═════ Extracted records ═════

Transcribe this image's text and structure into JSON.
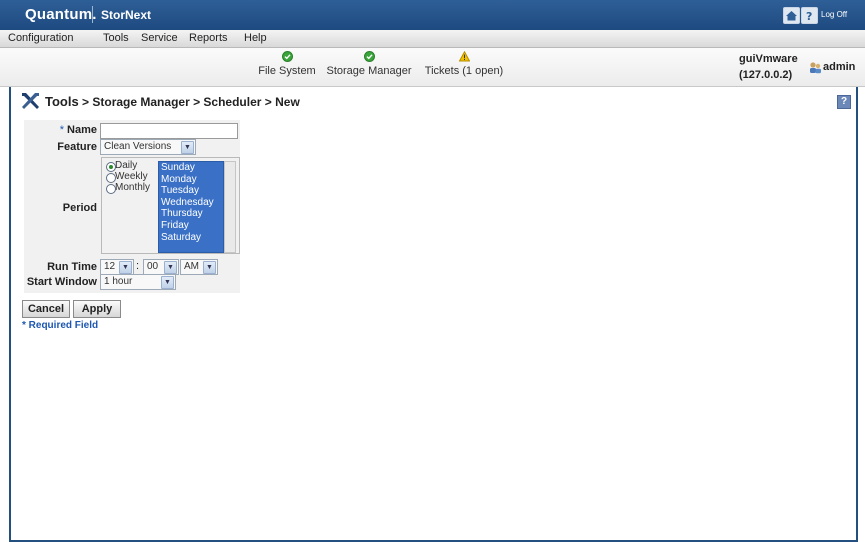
{
  "header": {
    "logo": "Quantum.",
    "product": "StorNext",
    "logoff_label": "Log Off"
  },
  "menu": {
    "items": [
      "Configuration",
      "Tools",
      "Service",
      "Reports",
      "Help"
    ]
  },
  "status": {
    "items": [
      {
        "label": "File System",
        "icon": "check-circle-icon",
        "color": "#3aa53a"
      },
      {
        "label": "Storage Manager",
        "icon": "check-circle-icon",
        "color": "#3aa53a"
      },
      {
        "label": "Tickets (1 open)",
        "icon": "warning-icon",
        "color": "#f2c200"
      }
    ],
    "server_name": "guiVmware",
    "server_ip": "(127.0.0.2)",
    "user": "admin"
  },
  "breadcrumb": {
    "root": "Tools",
    "path": " > Storage Manager > Scheduler > New"
  },
  "form": {
    "name_star": "*",
    "name_label": "Name",
    "name_value": "",
    "feature_label": "Feature",
    "feature_value": "Clean Versions",
    "period_label": "Period",
    "period_options": [
      "Daily",
      "Weekly",
      "Monthly"
    ],
    "period_selected": "Daily",
    "days": [
      "Sunday",
      "Monday",
      "Tuesday",
      "Wednesday",
      "Thursday",
      "Friday",
      "Saturday"
    ],
    "run_time_label": "Run Time",
    "run_hour": "12",
    "run_separator": ":",
    "run_minute": "00",
    "run_ampm": "AM",
    "start_window_label": "Start Window",
    "start_window_value": "1 hour"
  },
  "buttons": {
    "cancel": "Cancel",
    "apply": "Apply"
  },
  "required_note": "* Required Field",
  "colors": {
    "brand_bar": "#1d4a80",
    "selection": "#3a70c6",
    "link": "#1d57b0"
  }
}
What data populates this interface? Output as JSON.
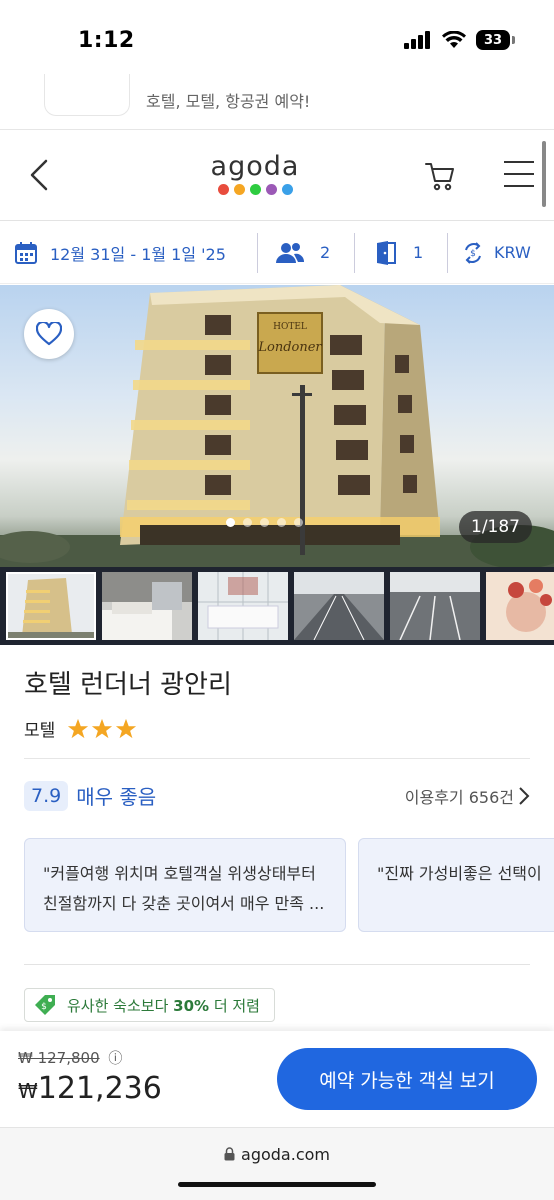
{
  "status": {
    "time": "1:12",
    "battery": "33"
  },
  "app_banner": {
    "text": "호텔, 모텔, 항공권 예약!"
  },
  "header": {
    "logo": "agoda",
    "logo_dot_colors": [
      "#e84c3d",
      "#f5a623",
      "#2ecc40",
      "#9b59b6",
      "#3aa0e8"
    ]
  },
  "search": {
    "dates": "12월 31일 - 1월 1일 '25",
    "guests": "2",
    "rooms": "1",
    "currency": "KRW"
  },
  "gallery": {
    "counter": "1/187",
    "sign_top": "HOTEL",
    "sign_name": "Londoner",
    "thumbnails": [
      "building",
      "bedroom",
      "bathroom",
      "parking",
      "parking-lot",
      "flowers"
    ]
  },
  "hotel": {
    "name": "호텔 런더너 광안리",
    "type": "모텔",
    "stars": 3
  },
  "rating": {
    "score": "7.9",
    "label": "매우 좋음",
    "reviews_link": "이용후기 656건"
  },
  "reviews": [
    {
      "line1": "\"커플여행 위치며 호텔객실 위생상태부터",
      "line2": "친절함까지 다 갖춘 곳이여서 매우 만족 ..."
    },
    {
      "line1": "\"진짜 가성비좋은 선택이",
      "line2": ""
    }
  ],
  "deal": {
    "prefix": "유사한 숙소보다 ",
    "pct": "30%",
    "suffix": " 더 저렴"
  },
  "booking": {
    "old_price": "₩ 127,800",
    "info_icon": "ⓘ",
    "currency": "₩",
    "price": "121,236",
    "cta": "예약 가능한 객실 보기"
  },
  "browser": {
    "url": "agoda.com"
  }
}
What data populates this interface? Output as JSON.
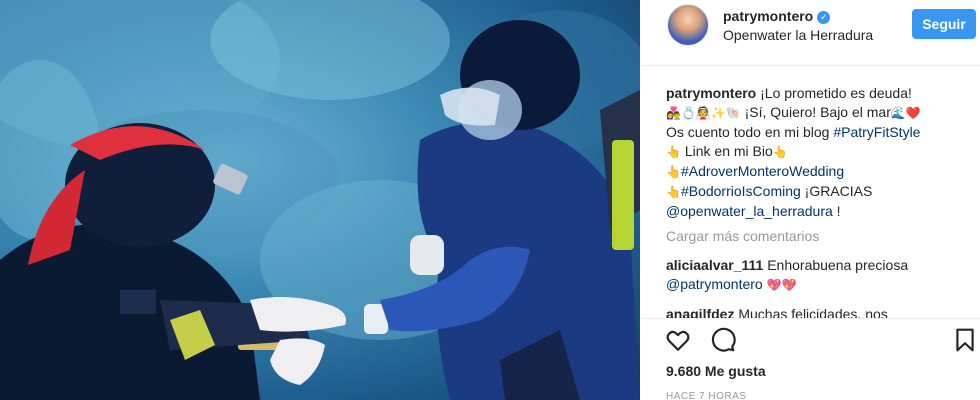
{
  "post": {
    "username": "patrymontero",
    "location": "Openwater la Herradura",
    "follow_label": "Seguir",
    "verified_mark": "✓"
  },
  "caption": {
    "user": "patrymontero",
    "line1": " ¡Lo prometido es deuda!",
    "line2_emoji": "👩‍❤️‍👨💍👰✨🐚",
    "line2_text": " ¡Sí, Quiero! Bajo el mar",
    "line2_emoji_end": "🌊❤️",
    "line3_text": "Os cuento todo en mi blog ",
    "line3_tag": "#PatryFitStyle",
    "line4_emoji": "👆",
    "line4_text": " Link en mi Bio",
    "line4_emoji_end": "👆",
    "line5_emoji": "👆",
    "line5_tag": "#AdroverMonteroWedding",
    "line6_emoji": "👆",
    "line6_tag": "#BodorrioIsComing",
    "line6_text": " ¡GRACIAS",
    "line7_mention": "@openwater_la_herradura",
    "line7_text": " !"
  },
  "load_more": "Cargar más comentarios",
  "comments": [
    {
      "user": "aliciaalvar_111",
      "text": " Enhorabuena preciosa",
      "mention": "@patrymontero",
      "emoji": "💖💖"
    },
    {
      "user": "anagilfdez",
      "text": " Muchas felicidades, nos"
    }
  ],
  "likes": "9.680 Me gusta",
  "time": "HACE 7 HORAS",
  "icons": {
    "heart": "heart-icon",
    "comment": "comment-icon",
    "bookmark": "bookmark-icon"
  },
  "colors": {
    "accent": "#3897f0",
    "link": "#003569",
    "muted": "#999999",
    "text": "#262626"
  }
}
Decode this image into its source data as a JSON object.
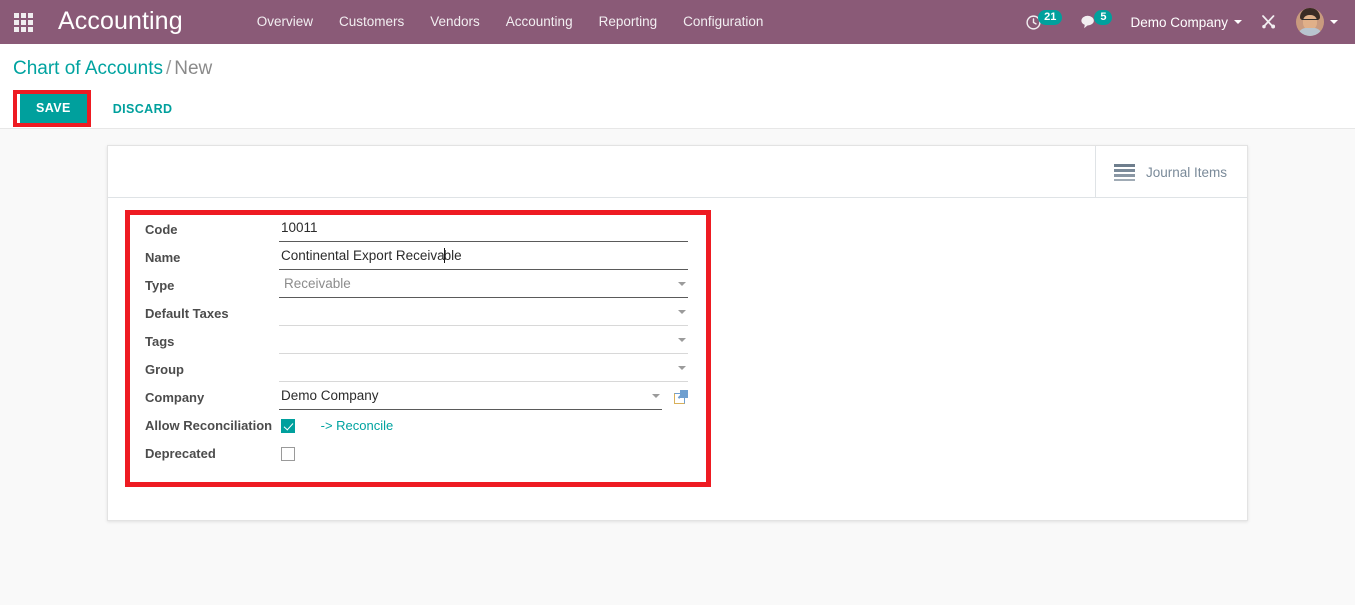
{
  "navbar": {
    "apps_icon": "apps-grid-icon",
    "brand": "Accounting",
    "menu": [
      {
        "label": "Overview"
      },
      {
        "label": "Customers"
      },
      {
        "label": "Vendors"
      },
      {
        "label": "Accounting"
      },
      {
        "label": "Reporting"
      },
      {
        "label": "Configuration"
      }
    ],
    "systray": {
      "activity_icon": "clock-activity-icon",
      "activity_count": "21",
      "messages_icon": "chat-bubble-icon",
      "messages_count": "5",
      "company": "Demo Company",
      "debug_icon": "wrench-screwdriver-icon",
      "avatar_icon": "user-avatar"
    },
    "colors": {
      "background": "#8a5a77",
      "badge": "#00a09d"
    }
  },
  "control_panel": {
    "breadcrumb": {
      "parent": "Chart of Accounts",
      "separator": "/",
      "current": "New"
    },
    "save_label": "SAVE",
    "discard_label": "DISCARD",
    "colors": {
      "save_bg": "#00a09d",
      "highlight": "#ee1b22",
      "link": "#00a3a0"
    }
  },
  "sheet": {
    "stat_button": {
      "icon": "list-bars-icon",
      "label": "Journal Items"
    },
    "fields": [
      {
        "label": "Code",
        "kind": "text",
        "value": "10011",
        "placeholder": "",
        "underline": "dark"
      },
      {
        "label": "Name",
        "kind": "text-cursor",
        "value_before": "Continental Export Receiva",
        "value_after": "ble",
        "value": "Continental Export Receivable",
        "placeholder": "",
        "underline": "dark"
      },
      {
        "label": "Type",
        "kind": "select",
        "value": "Receivable",
        "underline": "dark"
      },
      {
        "label": "Default Taxes",
        "kind": "select",
        "value": "",
        "underline": "light"
      },
      {
        "label": "Tags",
        "kind": "select",
        "value": "",
        "underline": "light"
      },
      {
        "label": "Group",
        "kind": "select",
        "value": "",
        "underline": "light"
      },
      {
        "label": "Company",
        "kind": "select-link",
        "value": "Demo Company",
        "underline": "dark",
        "link_icon": "external-link-icon"
      },
      {
        "label": "Allow Reconciliation",
        "kind": "checkbox",
        "checked": true,
        "action_label": "-> Reconcile"
      },
      {
        "label": "Deprecated",
        "kind": "checkbox",
        "checked": false,
        "action_label": ""
      }
    ]
  }
}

═════

#### Task statement:
Output all of the records exactly as they appear above, but not the pictures.

#### Finished answer:
Transcribe this image's text and structure into JSON.
{
  "header": {
    "logo": "Quantum.",
    "product": "StorNext",
    "logoff_label": "Log Off"
  },
  "menu": {
    "items": [
      "Configuration",
      "Tools",
      "Service",
      "Reports",
      "Help"
    ]
  },
  "status": {
    "items": [
      {
        "label": "File System",
        "icon": "check-circle-icon",
        "color": "#3aa53a"
      },
      {
        "label": "Storage Manager",
        "icon": "check-circle-icon",
        "color": "#3aa53a"
      },
      {
        "label": "Tickets (1 open)",
        "icon": "warning-icon",
        "color": "#f2c200"
      }
    ],
    "server_name": "guiVmware",
    "server_ip": "(127.0.0.2)",
    "user": "admin"
  },
  "breadcrumb": {
    "root": "Tools",
    "path": " > Storage Manager > Scheduler > New"
  },
  "form": {
    "name_star": "*",
    "name_label": "Name",
    "name_value": "",
    "feature_label": "Feature",
    "feature_value": "Clean Versions",
    "period_label": "Period",
    "period_options": [
      "Daily",
      "Weekly",
      "Monthly"
    ],
    "period_selected": "Daily",
    "days": [
      "Sunday",
      "Monday",
      "Tuesday",
      "Wednesday",
      "Thursday",
      "Friday",
      "Saturday"
    ],
    "run_time_label": "Run Time",
    "run_hour": "12",
    "run_separator": ":",
    "run_minute": "00",
    "run_ampm": "AM",
    "start_window_label": "Start Window",
    "start_window_value": "1 hour"
  },
  "buttons": {
    "cancel": "Cancel",
    "apply": "Apply"
  },
  "required_note": "* Required Field",
  "colors": {
    "brand_bar": "#1d4a80",
    "selection": "#3a70c6",
    "link": "#1d57b0"
  }
}
What data populates this interface? Output as JSON.
{
  "status": {
    "time": "1:12",
    "battery": "33"
  },
  "app_banner": {
    "text": "호텔, 모텔, 항공권 예약!"
  },
  "header": {
    "logo": "agoda",
    "logo_dot_colors": [
      "#e84c3d",
      "#f5a623",
      "#2ecc40",
      "#9b59b6",
      "#3aa0e8"
    ]
  },
  "search": {
    "dates": "12월 31일 - 1월 1일 '25",
    "guests": "2",
    "rooms": "1",
    "currency": "KRW"
  },
  "gallery": {
    "counter": "1/187",
    "sign_top": "HOTEL",
    "sign_name": "Londoner",
    "thumbnails": [
      "building",
      "bedroom",
      "bathroom",
      "parking",
      "parking-lot",
      "flowers"
    ]
  },
  "hotel": {
    "name": "호텔 런더너 광안리",
    "type": "모텔",
    "stars": 3
  },
  "rating": {
    "score": "7.9",
    "label": "매우 좋음",
    "reviews_link": "이용후기 656건"
  },
  "reviews": [
    {
      "line1": "\"커플여행 위치며 호텔객실 위생상태부터",
      "line2": "친절함까지 다 갖춘 곳이여서 매우 만족 ..."
    },
    {
      "line1": "\"진짜 가성비좋은 선택이",
      "line2": ""
    }
  ],
  "deal": {
    "prefix": "유사한 숙소보다 ",
    "pct": "30%",
    "suffix": " 더 저렴"
  },
  "booking": {
    "old_price": "₩ 127,800",
    "info_icon": "ⓘ",
    "currency": "₩",
    "price": "121,236",
    "cta": "예약 가능한 객실 보기"
  },
  "browser": {
    "url": "agoda.com"
  }
}
What data populates this interface? Output as JSON.
{
  "post": {
    "username": "patrymontero",
    "location": "Openwater la Herradura",
    "follow_label": "Seguir",
    "verified_mark": "✓"
  },
  "caption": {
    "user": "patrymontero",
    "line1": " ¡Lo prometido es deuda!",
    "line2_emoji": "👩‍❤️‍👨💍👰✨🐚",
    "line2_text": " ¡Sí, Quiero! Bajo el mar",
    "line2_emoji_end": "🌊❤️",
    "line3_text": "Os cuento todo en mi blog ",
    "line3_tag": "#PatryFitStyle",
    "line4_emoji": "👆",
    "line4_text": " Link en mi Bio",
    "line4_emoji_end": "👆",
    "line5_emoji": "👆",
    "line5_tag": "#AdroverMonteroWedding",
    "line6_emoji": "👆",
    "line6_tag": "#BodorrioIsComing",
    "line6_text": " ¡GRACIAS",
    "line7_mention": "@openwater_la_herradura",
    "line7_text": " !"
  },
  "load_more": "Cargar más comentarios",
  "comments": [
    {
      "user": "aliciaalvar_111",
      "text": " Enhorabuena preciosa",
      "mention": "@patrymontero",
      "emoji": "💖💖"
    },
    {
      "user": "anagilfdez",
      "text": " Muchas felicidades, nos"
    }
  ],
  "likes": "9.680 Me gusta",
  "time": "HACE 7 HORAS",
  "icons": {
    "heart": "heart-icon",
    "comment": "comment-icon",
    "bookmark": "bookmark-icon"
  },
  "colors": {
    "accent": "#3897f0",
    "link": "#003569",
    "muted": "#999999",
    "text": "#262626"
  }
}
Decode this image into its source data as a JSON object.
{
  "navbar": {
    "apps_icon": "apps-grid-icon",
    "brand": "Accounting",
    "menu": [
      {
        "label": "Overview"
      },
      {
        "label": "Customers"
      },
      {
        "label": "Vendors"
      },
      {
        "label": "Accounting"
      },
      {
        "label": "Reporting"
      },
      {
        "label": "Configuration"
      }
    ],
    "systray": {
      "activity_icon": "clock-activity-icon",
      "activity_count": "21",
      "messages_icon": "chat-bubble-icon",
      "messages_count": "5",
      "company": "Demo Company",
      "debug_icon": "wrench-screwdriver-icon",
      "avatar_icon": "user-avatar"
    },
    "colors": {
      "background": "#8a5a77",
      "badge": "#00a09d"
    }
  },
  "control_panel": {
    "breadcrumb": {
      "parent": "Chart of Accounts",
      "separator": "/",
      "current": "New"
    },
    "save_label": "SAVE",
    "discard_label": "DISCARD",
    "colors": {
      "save_bg": "#00a09d",
      "highlight": "#ee1b22",
      "link": "#00a3a0"
    }
  },
  "sheet": {
    "stat_button": {
      "icon": "list-bars-icon",
      "label": "Journal Items"
    },
    "fields": [
      {
        "label": "Code",
        "kind": "text",
        "value": "10011",
        "placeholder": "",
        "underline": "dark"
      },
      {
        "label": "Name",
        "kind": "text-cursor",
        "value_before": "Continental Export Receiva",
        "value_after": "ble",
        "value": "Continental Export Receivable",
        "placeholder": "",
        "underline": "dark"
      },
      {
        "label": "Type",
        "kind": "select",
        "value": "Receivable",
        "underline": "dark"
      },
      {
        "label": "Default Taxes",
        "kind": "select",
        "value": "",
        "underline": "light"
      },
      {
        "label": "Tags",
        "kind": "select",
        "value": "",
        "underline": "light"
      },
      {
        "label": "Group",
        "kind": "select",
        "value": "",
        "underline": "light"
      },
      {
        "label": "Company",
        "kind": "select-link",
        "value": "Demo Company",
        "underline": "dark",
        "link_icon": "external-link-icon"
      },
      {
        "label": "Allow Reconciliation",
        "kind": "checkbox",
        "checked": true,
        "action_label": "-> Reconcile"
      },
      {
        "label": "Deprecated",
        "kind": "checkbox",
        "checked": false,
        "action_label": ""
      }
    ]
  }
}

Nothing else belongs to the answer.